___ Data shown ___

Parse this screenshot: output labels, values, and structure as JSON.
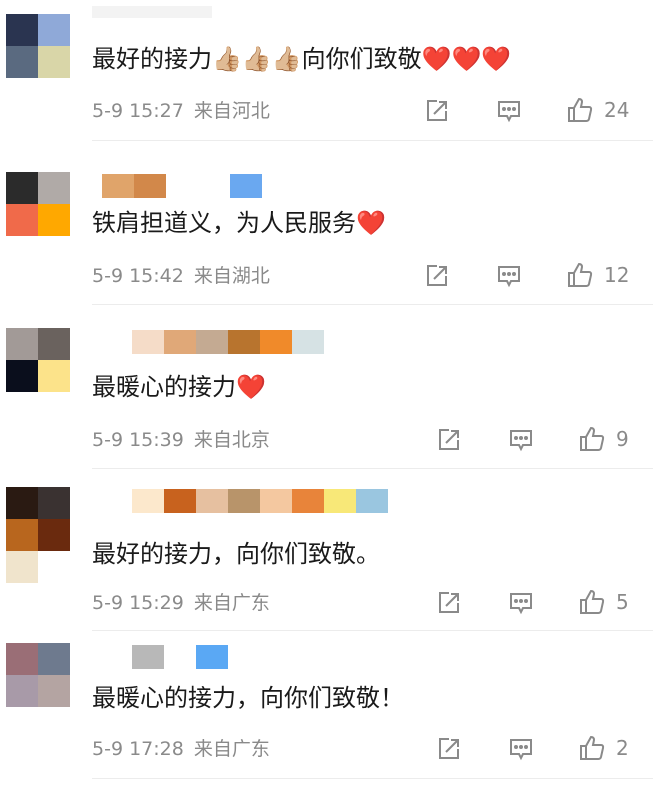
{
  "comments": [
    {
      "text": "最好的接力👍🏼👍🏼👍🏼向你们致敬❤️❤️❤️",
      "date": "5-9 15:27",
      "location": "来自河北",
      "likes": "24",
      "avatar_colors": [
        "#2a3450",
        "#8fa9d8",
        "#5a6a80",
        "#d9d6a8"
      ],
      "name_colors": [
        "#d9d9d9",
        "#ececec",
        "#e8e8e8"
      ]
    },
    {
      "text": "铁肩担道义，为人民服务❤️",
      "date": "5-9 15:42",
      "location": "来自湖北",
      "likes": "12",
      "avatar_colors": [
        "#2b2b2b",
        "#b0aaa7",
        "#f06a4a",
        "#ffa800"
      ],
      "name_colors": [
        "#e0a46a",
        "#d2884a",
        "#ffffff",
        "#ffffff",
        "#6aa8f0"
      ]
    },
    {
      "text": "最暖心的接力❤️",
      "date": "5-9 15:39",
      "location": "来自北京",
      "likes": "9",
      "avatar_colors": [
        "#a29a97",
        "#6a625e",
        "#0a0e1c",
        "#fce38a"
      ],
      "name_colors": [
        "#f5dcc8",
        "#e0a878",
        "#c4aa92",
        "#b8742e",
        "#f08a2a",
        "#d6e2e4"
      ]
    },
    {
      "text": "最好的接力，向你们致敬。",
      "date": "5-9 15:29",
      "location": "来自广东",
      "likes": "5",
      "avatar_colors": [
        "#2a1a12",
        "#3a3231",
        "#b8661e",
        "#6a2a0e",
        "#f0e4cc",
        "#ffffff"
      ],
      "name_colors": [
        "#fce8cc",
        "#c8621e",
        "#e6c0a0",
        "#b8946a",
        "#f4c8a0",
        "#e8843a",
        "#f8e878",
        "#9ac6e0"
      ]
    },
    {
      "text": "最暖心的接力，向你们致敬！",
      "date": "5-9 17:28",
      "location": "来自广东",
      "likes": "2",
      "avatar_colors": [
        "#9a6e76",
        "#6e7a8e",
        "#a89aa8",
        "#b4a4a2"
      ],
      "name_colors": [
        "#b8b8b8",
        "#ffffff",
        "#5aa8f4"
      ]
    }
  ]
}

___

**Exercise**.
Copy each line from the records above that includes the string "likes".

**Solution for this exercise**.
      "likes": "24",
      "likes": "12",
      "likes": "9",
      "likes": "5",
      "likes": "2",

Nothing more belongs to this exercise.